GIVEN INFORMATION:
——————

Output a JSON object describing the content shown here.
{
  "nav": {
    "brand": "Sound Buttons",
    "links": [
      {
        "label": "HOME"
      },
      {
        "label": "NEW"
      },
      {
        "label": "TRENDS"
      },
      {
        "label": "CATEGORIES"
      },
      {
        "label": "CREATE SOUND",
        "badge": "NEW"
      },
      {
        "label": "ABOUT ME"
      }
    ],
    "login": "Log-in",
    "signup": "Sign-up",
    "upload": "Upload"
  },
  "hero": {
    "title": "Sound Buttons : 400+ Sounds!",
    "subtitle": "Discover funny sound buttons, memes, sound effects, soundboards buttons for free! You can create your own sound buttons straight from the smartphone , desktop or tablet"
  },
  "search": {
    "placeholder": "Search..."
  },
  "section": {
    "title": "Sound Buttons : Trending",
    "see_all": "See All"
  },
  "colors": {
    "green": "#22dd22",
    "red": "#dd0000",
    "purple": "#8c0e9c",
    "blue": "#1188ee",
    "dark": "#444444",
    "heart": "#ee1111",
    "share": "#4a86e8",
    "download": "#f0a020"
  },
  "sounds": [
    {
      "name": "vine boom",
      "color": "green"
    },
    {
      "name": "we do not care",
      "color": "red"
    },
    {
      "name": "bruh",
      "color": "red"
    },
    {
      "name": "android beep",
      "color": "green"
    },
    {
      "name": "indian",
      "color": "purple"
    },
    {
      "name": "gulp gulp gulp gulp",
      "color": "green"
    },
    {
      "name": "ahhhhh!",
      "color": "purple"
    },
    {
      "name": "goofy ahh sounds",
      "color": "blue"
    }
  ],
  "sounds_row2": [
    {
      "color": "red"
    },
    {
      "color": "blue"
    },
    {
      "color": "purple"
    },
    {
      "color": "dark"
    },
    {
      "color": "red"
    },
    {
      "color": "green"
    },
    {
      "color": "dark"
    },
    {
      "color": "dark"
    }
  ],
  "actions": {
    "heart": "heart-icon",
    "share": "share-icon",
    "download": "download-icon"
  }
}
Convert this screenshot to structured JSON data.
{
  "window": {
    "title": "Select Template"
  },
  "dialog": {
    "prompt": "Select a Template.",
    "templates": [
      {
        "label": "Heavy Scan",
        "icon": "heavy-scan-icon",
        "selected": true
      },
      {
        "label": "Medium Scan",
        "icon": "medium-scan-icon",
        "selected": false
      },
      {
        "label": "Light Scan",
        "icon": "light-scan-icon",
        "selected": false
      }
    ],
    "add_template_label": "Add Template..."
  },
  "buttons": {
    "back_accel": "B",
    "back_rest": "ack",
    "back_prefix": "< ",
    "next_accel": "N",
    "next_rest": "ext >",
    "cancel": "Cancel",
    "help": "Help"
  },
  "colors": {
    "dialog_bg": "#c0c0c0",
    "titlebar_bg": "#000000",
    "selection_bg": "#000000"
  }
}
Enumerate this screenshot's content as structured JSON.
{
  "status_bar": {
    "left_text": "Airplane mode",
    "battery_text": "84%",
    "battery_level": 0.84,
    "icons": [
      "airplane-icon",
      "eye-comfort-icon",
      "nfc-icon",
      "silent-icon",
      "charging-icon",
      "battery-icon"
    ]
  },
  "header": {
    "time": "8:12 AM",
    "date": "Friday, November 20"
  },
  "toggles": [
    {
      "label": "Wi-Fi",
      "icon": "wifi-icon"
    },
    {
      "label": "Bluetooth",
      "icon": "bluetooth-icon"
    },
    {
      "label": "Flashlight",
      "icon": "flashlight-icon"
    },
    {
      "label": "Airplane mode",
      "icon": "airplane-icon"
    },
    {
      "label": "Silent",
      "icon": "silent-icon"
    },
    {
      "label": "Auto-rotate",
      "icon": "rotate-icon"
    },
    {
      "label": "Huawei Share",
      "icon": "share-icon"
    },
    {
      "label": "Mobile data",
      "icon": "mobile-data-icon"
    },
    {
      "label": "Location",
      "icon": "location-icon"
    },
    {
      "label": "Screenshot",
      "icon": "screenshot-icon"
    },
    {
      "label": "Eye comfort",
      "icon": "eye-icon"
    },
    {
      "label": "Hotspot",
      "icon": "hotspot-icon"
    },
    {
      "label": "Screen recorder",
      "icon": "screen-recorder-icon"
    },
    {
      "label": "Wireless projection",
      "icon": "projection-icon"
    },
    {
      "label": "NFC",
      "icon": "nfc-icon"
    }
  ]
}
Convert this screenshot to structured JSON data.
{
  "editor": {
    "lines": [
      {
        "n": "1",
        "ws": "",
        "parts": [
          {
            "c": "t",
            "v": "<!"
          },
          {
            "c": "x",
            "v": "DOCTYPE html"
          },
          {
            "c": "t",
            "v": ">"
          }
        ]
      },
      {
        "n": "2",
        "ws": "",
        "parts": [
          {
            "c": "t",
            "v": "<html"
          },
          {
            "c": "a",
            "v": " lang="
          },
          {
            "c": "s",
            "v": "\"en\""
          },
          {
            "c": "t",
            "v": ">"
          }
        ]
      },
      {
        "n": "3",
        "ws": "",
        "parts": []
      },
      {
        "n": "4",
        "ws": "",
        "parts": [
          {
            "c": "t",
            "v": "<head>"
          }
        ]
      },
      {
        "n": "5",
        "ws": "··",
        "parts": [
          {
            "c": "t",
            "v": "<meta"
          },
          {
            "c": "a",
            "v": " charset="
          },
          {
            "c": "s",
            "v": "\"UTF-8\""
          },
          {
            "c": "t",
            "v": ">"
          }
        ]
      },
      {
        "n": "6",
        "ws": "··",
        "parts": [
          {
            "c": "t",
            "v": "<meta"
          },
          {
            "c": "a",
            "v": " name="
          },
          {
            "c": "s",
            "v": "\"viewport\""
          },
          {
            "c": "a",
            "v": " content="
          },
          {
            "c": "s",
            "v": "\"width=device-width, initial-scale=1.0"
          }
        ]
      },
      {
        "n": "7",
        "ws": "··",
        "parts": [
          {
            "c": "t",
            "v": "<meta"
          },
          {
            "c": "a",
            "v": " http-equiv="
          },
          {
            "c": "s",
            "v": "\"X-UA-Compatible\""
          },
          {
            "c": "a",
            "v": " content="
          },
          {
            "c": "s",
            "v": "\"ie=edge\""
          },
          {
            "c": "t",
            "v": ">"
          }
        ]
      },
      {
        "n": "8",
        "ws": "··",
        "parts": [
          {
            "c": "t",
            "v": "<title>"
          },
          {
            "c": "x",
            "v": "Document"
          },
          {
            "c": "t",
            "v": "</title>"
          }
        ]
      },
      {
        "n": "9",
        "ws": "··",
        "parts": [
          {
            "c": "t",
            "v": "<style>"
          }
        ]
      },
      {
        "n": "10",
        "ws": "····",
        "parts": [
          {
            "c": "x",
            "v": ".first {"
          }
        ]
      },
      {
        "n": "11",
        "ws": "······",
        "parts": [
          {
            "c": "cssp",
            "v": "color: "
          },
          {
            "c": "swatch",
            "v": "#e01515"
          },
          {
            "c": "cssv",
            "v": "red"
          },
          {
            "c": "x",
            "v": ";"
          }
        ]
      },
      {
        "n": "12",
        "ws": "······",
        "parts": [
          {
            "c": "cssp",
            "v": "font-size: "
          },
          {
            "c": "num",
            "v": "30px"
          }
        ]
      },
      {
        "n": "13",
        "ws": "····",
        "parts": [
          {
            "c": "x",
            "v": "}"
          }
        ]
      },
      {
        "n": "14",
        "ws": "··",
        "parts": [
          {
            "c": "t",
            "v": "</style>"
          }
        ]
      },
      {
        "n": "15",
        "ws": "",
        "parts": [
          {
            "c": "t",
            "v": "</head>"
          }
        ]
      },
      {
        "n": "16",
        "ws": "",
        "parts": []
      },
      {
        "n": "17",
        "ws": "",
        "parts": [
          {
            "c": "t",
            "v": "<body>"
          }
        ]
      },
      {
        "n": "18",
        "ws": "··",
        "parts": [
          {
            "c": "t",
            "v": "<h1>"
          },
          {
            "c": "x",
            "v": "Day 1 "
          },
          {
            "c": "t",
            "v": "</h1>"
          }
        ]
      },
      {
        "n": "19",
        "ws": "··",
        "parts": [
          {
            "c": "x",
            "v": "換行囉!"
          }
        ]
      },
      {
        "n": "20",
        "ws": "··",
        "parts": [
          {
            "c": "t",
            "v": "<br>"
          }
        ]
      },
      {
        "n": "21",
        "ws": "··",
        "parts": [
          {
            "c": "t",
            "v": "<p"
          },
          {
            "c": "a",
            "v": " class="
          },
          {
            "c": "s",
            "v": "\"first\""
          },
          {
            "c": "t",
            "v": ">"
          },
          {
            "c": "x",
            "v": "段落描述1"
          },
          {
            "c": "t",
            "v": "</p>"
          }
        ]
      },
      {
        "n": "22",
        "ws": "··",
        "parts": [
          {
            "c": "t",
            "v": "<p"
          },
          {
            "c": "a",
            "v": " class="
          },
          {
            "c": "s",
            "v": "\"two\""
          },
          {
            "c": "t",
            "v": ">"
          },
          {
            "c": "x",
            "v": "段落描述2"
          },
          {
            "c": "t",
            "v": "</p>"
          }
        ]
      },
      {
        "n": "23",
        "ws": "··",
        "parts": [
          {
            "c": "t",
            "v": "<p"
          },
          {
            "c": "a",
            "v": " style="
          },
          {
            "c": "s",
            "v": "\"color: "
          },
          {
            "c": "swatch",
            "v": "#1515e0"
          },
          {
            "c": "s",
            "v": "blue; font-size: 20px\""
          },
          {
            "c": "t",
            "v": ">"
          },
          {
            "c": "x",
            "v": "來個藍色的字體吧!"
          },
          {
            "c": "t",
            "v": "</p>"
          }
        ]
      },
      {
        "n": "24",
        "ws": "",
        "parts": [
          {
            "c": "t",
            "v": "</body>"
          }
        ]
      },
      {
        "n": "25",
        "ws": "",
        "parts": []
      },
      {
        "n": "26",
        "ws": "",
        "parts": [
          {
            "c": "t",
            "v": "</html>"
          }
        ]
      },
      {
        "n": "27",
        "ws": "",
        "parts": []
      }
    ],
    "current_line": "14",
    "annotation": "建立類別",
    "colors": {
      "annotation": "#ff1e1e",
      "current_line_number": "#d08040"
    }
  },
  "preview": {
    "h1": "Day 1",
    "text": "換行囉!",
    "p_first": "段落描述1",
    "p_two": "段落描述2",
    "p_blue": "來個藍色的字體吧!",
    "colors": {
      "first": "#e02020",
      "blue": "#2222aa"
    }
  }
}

——————

EXERCISE PROMPT:
Using the material above, copy every line in which the string "annotation" occurs.

CORRECT ANSWER:
    "annotation": "建立類別",
      "annotation": "#ff1e1e",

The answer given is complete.